*Selected excerpt*.
== Segment start ==
The evidence of significantly lower adiponectin levels in F-to-M transsexuals in comparison with M-to-F patients confirms the data from the literature showing that androgens decrease plasma adiponectin levels. Indeed, F-to-M transsexuals have lower adiponectin levels compared with males. Subjects with low adiponectin levels are considered at high cardiovascular risk because adiponectin plays a role in the pathogenesis of atherosclerosis, especially in obese and insulin-resistant patients (Dunajska et al, 2004). Therefore, F-to-M transsexuals may potentially develop a higher cardiovascular risk due to their low adiponectin levels, even lower than males, as a consequence of the exogenous androgen administration. However, the clinical consequences associated with the lower adiponectin levels might need more time to become evident. Indeed, these subjects maintain normal cholesterol and triglycerides levels, as well as HOMA, probably due to the short duration of exposure to cross-sex hormones.
In contrast, estrogen therapy may increase adiponectin levels in M-to-F transsexuals. Hypoandrogenemia in males and hyperandrogenemia in females are associated with increased risk of coronary artery disease, especially when there is the coexistence of visceral obesity, insulin resistance, low high-density lipoprotein (HDL) cholesterol, elevated triglycerides, low LDL, and plasminogen activator inhibitor (PAI-1; Eckardstein and Wu, 2003).
Our results indicate that exogenous sex hormones do not influence ghrelin levels in transsexuals during treatments. These results are apparently in contrast with the few data in the literature about gender differences and the influence of estrogen and/or androgen treatment on ghrelin levels (Gambineri et al, 2003; Pagotto et al, 2003; Kellokoski et al, 2005). Indeed, in PCOS, circulating ghrelin and androgen levels are inversely related (Panidis et al, 2005). Therefore, we expected F-to-M to display lower levels of ghrelin than normal females. However, the high variability in ghrelin levels in our female control group might account for the lack of a significant difference between the 2 populations in this study. In fact, if we consider the median in Figure 1C (the middle line of the boxplot), we could speculate ghrelin is higher in females compared with both F-to-M transsexuals and males. Another potential explanation might be the relative short time of exposure to androgens of F-to-M transsexuals. However, the data on sexual dimorphism of ghrelin are scant, and further studies are warranted to clarify this aspect.
In conclusion, our data confirm the sexual dimorphism in serum leptin levels in normal subjects and show an increase in levels in M-to-F transsexuals. The lower adiponectin levels in females treated with androgens confirm the literature data that androgens decrease plasma adiponectin levels and suggest that F-to-M transsexual subjects could have a higher cardiovascular risk factor due to the lower adiponectin levels. Ghrelin does not display sexual differences and it seems not to be influenced by exogenous sex hormone administration. However, further studies are needed to shed light on how sex steroids may regulate these hormones.
== Segment end ==
Document understanding data
== Segment start ==
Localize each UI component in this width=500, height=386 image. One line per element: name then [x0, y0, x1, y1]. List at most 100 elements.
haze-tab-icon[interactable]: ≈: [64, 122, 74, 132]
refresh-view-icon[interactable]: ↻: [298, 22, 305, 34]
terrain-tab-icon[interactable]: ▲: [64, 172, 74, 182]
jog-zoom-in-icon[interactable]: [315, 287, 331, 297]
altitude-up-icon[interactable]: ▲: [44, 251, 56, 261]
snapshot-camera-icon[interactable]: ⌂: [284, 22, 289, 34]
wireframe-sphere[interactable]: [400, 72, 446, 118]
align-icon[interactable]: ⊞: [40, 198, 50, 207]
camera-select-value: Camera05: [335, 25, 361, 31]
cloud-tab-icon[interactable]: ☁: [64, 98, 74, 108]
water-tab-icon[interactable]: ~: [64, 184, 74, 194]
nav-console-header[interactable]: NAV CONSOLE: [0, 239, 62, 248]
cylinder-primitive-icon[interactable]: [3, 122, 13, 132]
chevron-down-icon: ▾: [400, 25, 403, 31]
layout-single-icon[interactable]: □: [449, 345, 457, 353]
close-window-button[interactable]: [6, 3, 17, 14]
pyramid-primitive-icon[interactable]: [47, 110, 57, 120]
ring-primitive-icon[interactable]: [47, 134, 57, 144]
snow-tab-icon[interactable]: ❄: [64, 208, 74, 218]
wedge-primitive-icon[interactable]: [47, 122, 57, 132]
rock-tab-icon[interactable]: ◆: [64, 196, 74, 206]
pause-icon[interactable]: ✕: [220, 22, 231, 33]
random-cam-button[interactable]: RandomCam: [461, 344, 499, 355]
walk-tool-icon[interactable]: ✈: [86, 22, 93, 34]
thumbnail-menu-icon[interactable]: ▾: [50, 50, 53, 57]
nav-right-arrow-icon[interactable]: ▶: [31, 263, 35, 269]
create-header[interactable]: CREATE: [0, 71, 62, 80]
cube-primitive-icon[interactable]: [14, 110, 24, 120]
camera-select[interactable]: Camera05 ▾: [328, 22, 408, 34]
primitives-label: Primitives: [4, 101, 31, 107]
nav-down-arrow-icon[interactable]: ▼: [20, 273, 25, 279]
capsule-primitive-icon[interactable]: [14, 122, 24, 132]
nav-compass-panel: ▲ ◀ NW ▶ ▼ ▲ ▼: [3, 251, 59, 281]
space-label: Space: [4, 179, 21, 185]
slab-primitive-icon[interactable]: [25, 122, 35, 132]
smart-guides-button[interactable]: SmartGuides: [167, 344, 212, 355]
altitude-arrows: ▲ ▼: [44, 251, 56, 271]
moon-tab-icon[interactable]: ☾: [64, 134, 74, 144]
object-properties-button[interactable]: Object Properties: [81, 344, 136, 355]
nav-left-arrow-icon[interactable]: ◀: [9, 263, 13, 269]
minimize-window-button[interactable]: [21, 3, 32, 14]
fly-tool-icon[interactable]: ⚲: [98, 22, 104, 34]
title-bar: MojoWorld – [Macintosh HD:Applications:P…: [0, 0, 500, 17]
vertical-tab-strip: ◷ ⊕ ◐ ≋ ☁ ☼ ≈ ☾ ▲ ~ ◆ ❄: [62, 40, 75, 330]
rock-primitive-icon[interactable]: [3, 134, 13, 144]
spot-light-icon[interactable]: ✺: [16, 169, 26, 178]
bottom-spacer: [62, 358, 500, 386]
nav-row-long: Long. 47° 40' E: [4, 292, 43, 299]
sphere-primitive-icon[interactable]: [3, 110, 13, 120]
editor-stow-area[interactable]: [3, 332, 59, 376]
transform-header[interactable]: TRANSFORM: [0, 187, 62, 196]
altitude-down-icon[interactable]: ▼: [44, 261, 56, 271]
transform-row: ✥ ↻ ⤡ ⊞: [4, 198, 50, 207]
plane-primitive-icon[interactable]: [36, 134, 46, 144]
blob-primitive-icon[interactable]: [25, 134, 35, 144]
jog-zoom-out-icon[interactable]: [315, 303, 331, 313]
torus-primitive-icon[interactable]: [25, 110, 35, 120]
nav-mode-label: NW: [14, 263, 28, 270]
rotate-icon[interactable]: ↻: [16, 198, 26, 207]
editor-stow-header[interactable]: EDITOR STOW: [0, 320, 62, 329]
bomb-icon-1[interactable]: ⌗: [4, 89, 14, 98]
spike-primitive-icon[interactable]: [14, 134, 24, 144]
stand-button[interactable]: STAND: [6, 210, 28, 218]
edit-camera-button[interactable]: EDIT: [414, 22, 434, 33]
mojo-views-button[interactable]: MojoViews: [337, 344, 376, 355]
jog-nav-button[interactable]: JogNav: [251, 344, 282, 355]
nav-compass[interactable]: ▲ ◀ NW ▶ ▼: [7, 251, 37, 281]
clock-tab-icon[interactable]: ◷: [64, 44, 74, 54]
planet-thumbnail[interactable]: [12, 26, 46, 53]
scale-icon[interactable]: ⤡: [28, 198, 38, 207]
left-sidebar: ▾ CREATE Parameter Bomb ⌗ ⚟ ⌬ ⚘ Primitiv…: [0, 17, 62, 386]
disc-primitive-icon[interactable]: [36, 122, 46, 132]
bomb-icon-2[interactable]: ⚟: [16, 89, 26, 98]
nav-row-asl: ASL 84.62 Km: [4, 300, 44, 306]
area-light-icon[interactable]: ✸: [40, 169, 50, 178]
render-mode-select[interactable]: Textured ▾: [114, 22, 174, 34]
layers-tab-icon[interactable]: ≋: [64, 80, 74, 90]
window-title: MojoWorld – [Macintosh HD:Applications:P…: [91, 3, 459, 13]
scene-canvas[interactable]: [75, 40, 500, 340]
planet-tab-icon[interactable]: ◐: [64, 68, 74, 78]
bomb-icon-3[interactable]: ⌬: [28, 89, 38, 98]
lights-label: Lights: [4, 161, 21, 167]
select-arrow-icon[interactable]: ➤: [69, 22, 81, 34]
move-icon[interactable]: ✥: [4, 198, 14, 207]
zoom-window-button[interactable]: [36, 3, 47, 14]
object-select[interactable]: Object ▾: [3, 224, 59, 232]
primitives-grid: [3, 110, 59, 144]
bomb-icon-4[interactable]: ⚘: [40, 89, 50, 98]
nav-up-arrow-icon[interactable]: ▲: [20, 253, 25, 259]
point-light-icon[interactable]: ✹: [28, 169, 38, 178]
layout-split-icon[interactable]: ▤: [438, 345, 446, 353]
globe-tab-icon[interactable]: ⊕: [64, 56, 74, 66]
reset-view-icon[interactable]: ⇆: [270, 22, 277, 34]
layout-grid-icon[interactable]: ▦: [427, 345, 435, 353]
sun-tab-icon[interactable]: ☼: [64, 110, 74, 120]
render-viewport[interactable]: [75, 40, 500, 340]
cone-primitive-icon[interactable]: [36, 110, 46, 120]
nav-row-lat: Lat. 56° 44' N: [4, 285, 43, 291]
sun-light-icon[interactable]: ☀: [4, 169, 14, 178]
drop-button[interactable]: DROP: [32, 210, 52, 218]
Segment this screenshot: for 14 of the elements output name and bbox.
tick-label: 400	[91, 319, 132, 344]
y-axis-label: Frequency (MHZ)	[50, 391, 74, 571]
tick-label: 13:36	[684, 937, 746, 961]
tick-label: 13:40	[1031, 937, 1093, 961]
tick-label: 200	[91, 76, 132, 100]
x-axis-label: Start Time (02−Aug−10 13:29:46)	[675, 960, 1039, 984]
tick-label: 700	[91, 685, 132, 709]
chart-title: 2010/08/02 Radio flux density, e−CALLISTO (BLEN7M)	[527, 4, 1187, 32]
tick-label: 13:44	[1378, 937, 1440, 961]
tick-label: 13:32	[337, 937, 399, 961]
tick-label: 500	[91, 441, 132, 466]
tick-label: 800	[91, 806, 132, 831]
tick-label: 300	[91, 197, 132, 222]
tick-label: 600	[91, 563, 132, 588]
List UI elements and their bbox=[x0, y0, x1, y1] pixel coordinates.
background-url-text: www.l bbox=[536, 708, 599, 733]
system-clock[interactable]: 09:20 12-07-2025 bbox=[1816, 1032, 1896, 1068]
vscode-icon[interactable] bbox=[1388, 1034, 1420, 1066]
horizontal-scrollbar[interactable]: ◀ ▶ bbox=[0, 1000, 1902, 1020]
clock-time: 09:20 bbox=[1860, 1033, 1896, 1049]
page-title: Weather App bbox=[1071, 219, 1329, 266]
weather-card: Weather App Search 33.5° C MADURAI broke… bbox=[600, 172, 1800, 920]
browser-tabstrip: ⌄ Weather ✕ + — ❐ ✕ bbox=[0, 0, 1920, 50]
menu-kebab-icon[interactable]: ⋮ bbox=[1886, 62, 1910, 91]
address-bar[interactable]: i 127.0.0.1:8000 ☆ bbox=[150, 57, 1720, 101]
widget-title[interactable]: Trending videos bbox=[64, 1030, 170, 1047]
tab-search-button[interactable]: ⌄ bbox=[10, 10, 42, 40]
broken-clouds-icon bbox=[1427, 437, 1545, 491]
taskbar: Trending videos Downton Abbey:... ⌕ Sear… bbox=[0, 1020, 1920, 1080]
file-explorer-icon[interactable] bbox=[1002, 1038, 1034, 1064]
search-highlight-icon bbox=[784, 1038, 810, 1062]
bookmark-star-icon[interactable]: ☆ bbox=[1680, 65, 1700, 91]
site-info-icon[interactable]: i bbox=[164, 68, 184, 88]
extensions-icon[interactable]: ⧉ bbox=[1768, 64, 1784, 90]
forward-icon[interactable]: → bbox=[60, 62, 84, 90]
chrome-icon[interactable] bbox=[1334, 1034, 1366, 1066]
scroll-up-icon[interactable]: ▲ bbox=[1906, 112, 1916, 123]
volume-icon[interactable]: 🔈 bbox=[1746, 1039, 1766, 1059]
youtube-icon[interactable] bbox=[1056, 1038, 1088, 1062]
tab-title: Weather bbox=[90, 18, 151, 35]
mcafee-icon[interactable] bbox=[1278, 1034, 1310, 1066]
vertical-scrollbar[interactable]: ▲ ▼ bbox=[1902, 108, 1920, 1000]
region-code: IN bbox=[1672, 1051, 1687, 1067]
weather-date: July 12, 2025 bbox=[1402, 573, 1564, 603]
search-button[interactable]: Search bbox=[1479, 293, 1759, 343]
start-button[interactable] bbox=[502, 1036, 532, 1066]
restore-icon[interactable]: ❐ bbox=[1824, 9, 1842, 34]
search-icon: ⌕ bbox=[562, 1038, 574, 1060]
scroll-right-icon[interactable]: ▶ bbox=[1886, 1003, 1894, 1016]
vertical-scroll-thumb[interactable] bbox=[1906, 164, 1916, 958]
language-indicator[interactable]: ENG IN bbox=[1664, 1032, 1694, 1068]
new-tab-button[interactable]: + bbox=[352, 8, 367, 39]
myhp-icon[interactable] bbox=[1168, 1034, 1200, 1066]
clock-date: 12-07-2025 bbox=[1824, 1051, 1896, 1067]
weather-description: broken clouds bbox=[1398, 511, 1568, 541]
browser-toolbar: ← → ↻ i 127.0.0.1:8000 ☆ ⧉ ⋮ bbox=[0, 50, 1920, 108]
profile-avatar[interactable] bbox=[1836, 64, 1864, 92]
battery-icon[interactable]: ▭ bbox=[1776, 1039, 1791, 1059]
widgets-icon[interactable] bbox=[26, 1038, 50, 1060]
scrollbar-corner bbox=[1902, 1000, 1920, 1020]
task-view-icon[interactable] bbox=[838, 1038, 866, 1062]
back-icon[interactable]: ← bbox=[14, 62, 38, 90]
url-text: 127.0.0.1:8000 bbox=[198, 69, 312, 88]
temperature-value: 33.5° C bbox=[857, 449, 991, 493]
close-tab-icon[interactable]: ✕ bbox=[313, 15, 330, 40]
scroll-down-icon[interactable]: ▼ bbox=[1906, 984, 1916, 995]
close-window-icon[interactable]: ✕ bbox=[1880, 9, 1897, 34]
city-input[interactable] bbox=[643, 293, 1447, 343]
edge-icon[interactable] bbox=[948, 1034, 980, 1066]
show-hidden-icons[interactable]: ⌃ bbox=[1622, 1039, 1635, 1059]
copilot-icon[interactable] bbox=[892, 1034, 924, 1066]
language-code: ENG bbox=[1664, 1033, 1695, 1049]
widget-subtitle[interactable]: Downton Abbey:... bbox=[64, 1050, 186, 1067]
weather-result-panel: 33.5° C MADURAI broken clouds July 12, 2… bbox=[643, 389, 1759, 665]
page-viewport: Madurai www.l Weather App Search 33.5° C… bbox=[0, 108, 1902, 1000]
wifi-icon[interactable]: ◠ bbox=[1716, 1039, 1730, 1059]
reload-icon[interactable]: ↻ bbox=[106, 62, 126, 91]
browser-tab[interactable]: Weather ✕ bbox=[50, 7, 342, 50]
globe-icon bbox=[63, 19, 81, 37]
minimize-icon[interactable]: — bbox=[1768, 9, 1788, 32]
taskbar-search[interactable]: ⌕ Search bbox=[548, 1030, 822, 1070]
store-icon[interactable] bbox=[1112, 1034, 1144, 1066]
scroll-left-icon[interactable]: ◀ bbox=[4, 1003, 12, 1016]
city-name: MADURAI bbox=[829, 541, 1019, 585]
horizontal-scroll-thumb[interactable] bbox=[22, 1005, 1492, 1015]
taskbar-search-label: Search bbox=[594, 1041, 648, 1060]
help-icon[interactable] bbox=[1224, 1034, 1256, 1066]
== Segment end ==
*Study questions*.
A - Do the following statements agree with the hormone study excerpt? Answer yes or no for each, quoting the words from the excerpt that decide it.
(i) F-to-M transsexuals have lower adiponectin levels than males.
(ii) The study found a significant difference in ghrelin levels between F-to-M transsexuals and the female controls.
(iii) The F-to-M subjects showed abnormal cholesterol and triglyceride levels.
B - From the hormone study excerpt, return word for word the part that opens with the words containing "In conclusion, our" and closes with "regulate these hormones.".
C - According to the hormone study excerpt, what may increase adiponectin levels in M-to-F transsexuals?

*Answers by item number*.
A -
(i) Yes: "Indeed, F-to-M transsexuals have lower adiponectin levels compared with males."
(ii) No: "the high variability in ghrelin levels in our female control group might account for the lack of a significant difference between the 2 populations in this study."
(iii) No: "these subjects maintain normal cholesterol and triglycerides levels, as well as HOMA, probably due to the short duration of exposure to cross-sex hormones."

B -
In conclusion, our data confirm the sexual dimorphism in serum leptin levels in normal subjects and show an increase in levels in M-to-F transsexuals. The lower adiponectin levels in females treated with androgens confirm the literature data that androgens decrease plasma adiponectin levels and suggest that F-to-M transsexual subjects could have a higher cardiovascular risk factor due to the lower adiponectin levels. Ghrelin does not display sexual differences and it seems not to be influenced by exogenous sex hormone administration. However, further studies are needed to shed light on how sex steroids may regulate these hormones.

C - Estrogen therapy.